• DIRECTIONS: Find each line holding "filters" and copy it out.

══════════

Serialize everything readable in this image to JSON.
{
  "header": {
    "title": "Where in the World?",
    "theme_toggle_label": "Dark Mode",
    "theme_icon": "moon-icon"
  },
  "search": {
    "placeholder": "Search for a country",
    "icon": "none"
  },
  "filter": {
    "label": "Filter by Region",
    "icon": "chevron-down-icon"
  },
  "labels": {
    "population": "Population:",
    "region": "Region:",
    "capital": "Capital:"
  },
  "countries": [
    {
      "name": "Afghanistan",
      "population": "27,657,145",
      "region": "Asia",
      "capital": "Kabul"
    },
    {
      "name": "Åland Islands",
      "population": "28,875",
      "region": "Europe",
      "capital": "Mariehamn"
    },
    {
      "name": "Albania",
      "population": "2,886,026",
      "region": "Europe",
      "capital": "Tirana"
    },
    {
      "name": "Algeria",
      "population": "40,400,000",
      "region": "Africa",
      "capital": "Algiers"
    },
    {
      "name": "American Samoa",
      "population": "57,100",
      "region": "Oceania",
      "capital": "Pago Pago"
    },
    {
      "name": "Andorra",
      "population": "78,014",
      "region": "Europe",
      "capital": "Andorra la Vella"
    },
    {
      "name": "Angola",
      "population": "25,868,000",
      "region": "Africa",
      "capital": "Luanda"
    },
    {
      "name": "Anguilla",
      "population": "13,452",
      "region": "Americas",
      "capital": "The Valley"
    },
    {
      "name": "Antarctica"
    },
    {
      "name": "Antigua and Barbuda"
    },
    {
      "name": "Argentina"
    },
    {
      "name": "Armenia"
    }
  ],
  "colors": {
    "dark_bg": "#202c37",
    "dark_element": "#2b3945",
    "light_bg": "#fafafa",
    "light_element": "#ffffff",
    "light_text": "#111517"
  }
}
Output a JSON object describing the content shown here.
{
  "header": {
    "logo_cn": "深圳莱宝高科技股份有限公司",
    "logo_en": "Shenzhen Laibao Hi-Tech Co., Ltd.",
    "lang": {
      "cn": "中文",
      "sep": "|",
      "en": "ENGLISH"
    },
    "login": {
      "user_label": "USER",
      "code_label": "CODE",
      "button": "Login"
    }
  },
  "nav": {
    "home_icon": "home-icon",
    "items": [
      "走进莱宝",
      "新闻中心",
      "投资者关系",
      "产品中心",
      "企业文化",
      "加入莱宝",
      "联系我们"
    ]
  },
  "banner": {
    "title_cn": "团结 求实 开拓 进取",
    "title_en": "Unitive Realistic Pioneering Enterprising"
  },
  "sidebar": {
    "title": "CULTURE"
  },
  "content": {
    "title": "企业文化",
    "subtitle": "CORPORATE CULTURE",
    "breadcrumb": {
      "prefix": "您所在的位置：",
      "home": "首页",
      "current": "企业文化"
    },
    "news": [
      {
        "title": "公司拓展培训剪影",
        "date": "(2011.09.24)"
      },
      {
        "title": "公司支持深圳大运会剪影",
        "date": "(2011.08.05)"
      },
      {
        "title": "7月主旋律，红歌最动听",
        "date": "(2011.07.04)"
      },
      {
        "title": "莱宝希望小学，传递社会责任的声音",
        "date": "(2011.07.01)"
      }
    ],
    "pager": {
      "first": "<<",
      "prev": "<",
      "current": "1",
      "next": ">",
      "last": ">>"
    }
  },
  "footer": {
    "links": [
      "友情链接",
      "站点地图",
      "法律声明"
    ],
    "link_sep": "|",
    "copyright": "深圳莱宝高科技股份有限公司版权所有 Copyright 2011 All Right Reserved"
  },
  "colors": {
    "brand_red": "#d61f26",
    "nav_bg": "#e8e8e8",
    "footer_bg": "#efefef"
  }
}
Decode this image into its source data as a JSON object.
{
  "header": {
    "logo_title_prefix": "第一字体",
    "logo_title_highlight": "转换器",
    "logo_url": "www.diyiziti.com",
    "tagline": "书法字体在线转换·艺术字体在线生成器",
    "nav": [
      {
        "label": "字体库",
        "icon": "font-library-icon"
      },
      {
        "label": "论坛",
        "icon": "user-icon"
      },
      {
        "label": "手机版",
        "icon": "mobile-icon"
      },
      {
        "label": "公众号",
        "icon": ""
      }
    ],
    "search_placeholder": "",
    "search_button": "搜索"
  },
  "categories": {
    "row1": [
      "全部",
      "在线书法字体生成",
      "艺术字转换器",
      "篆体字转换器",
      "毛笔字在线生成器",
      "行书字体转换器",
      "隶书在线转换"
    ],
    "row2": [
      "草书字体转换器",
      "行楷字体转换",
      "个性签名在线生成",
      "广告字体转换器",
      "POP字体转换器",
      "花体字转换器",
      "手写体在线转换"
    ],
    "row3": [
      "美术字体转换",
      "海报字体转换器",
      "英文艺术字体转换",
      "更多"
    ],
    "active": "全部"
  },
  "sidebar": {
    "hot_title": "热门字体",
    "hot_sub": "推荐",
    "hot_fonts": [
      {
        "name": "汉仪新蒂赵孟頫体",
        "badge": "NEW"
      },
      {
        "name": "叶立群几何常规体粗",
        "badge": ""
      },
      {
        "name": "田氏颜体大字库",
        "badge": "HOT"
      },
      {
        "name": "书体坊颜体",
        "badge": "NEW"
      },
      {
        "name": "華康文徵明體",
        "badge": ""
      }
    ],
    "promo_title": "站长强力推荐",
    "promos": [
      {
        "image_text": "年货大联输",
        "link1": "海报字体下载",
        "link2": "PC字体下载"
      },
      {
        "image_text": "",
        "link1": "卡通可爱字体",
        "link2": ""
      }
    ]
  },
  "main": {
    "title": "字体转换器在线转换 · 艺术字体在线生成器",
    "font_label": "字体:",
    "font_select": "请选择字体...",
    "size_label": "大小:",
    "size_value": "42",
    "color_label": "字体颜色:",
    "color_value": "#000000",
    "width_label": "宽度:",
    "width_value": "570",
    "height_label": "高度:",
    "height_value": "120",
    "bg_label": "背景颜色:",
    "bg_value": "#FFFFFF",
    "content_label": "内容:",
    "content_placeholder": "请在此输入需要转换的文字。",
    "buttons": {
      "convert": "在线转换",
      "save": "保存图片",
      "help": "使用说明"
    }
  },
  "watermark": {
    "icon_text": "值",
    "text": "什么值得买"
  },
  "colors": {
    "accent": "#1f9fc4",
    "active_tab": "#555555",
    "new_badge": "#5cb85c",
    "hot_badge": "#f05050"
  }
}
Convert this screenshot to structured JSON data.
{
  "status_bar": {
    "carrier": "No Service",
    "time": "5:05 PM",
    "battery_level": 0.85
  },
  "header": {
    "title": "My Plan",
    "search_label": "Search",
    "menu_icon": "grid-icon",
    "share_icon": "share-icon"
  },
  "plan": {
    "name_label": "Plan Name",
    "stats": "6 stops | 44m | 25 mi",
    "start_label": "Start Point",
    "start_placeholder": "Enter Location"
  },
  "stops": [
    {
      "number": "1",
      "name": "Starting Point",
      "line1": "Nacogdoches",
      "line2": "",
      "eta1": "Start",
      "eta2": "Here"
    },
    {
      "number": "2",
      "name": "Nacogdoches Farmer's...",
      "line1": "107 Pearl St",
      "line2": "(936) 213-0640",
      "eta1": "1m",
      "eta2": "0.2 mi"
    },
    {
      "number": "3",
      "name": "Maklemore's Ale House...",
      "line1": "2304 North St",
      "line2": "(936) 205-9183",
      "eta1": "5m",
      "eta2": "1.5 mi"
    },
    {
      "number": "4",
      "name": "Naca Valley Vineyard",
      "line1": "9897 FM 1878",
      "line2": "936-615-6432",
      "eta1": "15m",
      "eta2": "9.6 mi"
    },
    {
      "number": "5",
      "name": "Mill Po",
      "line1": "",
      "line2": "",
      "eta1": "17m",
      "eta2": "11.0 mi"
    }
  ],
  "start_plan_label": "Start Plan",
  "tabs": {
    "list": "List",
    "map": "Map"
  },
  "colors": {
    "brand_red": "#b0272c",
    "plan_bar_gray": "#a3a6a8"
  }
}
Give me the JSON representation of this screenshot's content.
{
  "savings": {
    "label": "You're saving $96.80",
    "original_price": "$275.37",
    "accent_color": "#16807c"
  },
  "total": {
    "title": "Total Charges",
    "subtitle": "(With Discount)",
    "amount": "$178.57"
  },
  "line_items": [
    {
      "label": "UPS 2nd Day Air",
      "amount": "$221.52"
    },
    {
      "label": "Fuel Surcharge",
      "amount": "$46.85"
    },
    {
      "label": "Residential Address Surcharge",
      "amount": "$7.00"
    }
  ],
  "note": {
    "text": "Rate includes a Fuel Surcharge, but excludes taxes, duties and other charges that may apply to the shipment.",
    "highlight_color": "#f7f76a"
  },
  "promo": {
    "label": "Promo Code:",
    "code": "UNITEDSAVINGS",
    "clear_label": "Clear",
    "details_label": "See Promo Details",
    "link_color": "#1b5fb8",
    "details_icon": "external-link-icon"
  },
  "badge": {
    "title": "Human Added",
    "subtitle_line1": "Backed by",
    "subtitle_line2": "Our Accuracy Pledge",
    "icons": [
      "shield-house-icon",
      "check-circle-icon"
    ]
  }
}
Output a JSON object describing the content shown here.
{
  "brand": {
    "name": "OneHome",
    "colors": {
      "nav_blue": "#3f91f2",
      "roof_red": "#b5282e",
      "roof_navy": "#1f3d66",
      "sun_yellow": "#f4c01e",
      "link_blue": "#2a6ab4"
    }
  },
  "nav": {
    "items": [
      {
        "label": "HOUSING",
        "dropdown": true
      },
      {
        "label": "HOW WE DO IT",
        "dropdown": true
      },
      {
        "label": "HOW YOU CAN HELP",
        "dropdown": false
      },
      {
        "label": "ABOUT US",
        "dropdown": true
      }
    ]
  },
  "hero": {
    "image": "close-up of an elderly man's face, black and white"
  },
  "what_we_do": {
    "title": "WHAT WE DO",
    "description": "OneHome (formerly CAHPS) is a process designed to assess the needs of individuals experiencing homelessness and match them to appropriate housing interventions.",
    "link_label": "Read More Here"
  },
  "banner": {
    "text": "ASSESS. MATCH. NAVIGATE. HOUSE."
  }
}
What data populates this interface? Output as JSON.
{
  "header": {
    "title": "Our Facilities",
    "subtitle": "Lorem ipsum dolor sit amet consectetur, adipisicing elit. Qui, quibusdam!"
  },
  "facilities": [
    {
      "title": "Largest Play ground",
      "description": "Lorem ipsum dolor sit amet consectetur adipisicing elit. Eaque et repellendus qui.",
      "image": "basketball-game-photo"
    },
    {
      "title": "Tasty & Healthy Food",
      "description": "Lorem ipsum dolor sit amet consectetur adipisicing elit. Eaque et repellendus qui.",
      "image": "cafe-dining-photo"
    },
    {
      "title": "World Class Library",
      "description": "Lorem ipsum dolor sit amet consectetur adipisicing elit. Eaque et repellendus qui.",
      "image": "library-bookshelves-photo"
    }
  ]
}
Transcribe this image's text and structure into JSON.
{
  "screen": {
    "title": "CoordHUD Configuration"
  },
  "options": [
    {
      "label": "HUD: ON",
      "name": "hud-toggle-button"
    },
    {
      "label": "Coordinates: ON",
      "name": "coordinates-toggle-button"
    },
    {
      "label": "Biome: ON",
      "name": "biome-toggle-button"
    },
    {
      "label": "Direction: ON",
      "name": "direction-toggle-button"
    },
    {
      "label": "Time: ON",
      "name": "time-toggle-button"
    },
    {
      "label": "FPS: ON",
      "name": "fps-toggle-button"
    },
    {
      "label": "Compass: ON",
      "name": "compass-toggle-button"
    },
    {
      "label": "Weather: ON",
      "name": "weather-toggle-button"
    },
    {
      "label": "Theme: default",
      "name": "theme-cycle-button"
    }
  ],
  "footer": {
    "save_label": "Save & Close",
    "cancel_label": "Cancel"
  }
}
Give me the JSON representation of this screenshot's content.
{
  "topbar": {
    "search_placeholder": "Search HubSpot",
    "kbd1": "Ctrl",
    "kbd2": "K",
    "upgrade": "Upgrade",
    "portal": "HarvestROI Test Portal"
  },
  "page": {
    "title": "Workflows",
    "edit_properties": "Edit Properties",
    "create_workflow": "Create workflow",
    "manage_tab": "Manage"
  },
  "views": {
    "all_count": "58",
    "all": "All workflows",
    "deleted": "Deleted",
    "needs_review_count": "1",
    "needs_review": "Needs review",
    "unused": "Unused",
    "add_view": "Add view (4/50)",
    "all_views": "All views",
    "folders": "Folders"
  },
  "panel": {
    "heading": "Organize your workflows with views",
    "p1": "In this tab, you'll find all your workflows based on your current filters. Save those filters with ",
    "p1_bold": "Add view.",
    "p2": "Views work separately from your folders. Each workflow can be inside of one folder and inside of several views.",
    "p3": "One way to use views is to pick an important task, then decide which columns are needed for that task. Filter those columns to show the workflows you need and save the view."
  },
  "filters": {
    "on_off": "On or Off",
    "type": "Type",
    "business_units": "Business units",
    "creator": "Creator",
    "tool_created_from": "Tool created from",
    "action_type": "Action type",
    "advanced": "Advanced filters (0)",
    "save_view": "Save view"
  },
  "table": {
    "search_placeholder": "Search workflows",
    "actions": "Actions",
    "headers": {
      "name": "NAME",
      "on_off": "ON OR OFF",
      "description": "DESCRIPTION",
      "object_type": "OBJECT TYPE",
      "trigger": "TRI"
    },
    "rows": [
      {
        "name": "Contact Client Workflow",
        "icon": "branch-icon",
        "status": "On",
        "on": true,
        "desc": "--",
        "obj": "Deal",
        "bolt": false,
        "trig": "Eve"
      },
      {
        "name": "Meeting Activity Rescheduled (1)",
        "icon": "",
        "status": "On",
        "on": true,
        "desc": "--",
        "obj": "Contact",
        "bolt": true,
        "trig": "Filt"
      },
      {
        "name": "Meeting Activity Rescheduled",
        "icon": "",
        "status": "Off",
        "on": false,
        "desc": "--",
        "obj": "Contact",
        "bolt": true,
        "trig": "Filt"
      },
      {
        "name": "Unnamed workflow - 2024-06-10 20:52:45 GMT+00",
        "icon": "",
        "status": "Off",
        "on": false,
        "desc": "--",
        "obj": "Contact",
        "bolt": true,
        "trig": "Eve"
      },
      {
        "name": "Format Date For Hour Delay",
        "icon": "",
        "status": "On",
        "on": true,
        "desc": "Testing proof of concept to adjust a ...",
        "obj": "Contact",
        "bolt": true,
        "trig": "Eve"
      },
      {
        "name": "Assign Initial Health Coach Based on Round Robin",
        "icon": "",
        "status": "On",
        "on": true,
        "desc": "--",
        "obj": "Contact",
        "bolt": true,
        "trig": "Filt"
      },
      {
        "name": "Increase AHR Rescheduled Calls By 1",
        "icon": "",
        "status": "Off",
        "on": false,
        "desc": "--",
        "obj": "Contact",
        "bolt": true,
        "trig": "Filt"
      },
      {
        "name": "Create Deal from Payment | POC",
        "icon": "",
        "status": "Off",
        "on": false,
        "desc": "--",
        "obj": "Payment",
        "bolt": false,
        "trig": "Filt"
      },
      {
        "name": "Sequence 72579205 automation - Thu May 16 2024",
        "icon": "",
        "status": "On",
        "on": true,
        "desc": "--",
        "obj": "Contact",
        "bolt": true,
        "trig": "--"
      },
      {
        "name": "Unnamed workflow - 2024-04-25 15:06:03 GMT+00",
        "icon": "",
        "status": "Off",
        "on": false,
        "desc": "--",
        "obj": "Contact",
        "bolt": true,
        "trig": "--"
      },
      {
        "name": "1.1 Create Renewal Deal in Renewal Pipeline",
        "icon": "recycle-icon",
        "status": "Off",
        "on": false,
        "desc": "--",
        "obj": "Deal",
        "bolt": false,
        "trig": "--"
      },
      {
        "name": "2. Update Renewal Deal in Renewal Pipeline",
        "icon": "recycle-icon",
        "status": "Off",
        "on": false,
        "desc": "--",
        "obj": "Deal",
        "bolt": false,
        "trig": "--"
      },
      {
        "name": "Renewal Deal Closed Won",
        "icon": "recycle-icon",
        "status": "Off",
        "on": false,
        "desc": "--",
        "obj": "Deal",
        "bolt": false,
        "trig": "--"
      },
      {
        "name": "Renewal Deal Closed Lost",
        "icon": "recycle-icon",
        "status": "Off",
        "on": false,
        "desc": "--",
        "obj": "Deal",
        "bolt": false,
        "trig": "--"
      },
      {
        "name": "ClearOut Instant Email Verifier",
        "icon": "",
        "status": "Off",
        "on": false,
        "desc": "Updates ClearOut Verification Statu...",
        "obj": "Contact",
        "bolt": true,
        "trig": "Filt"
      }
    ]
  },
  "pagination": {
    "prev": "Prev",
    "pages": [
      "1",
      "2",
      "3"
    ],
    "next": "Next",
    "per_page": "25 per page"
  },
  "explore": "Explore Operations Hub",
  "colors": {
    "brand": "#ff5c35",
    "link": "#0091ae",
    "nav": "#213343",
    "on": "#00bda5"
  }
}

══════════

• WRITTEN RESPONSE:
    "p1": "In this tab, you'll find all your workflows based on your current filters. Save those filters with ",
  "filters": {
    "advanced": "Advanced filters (0)",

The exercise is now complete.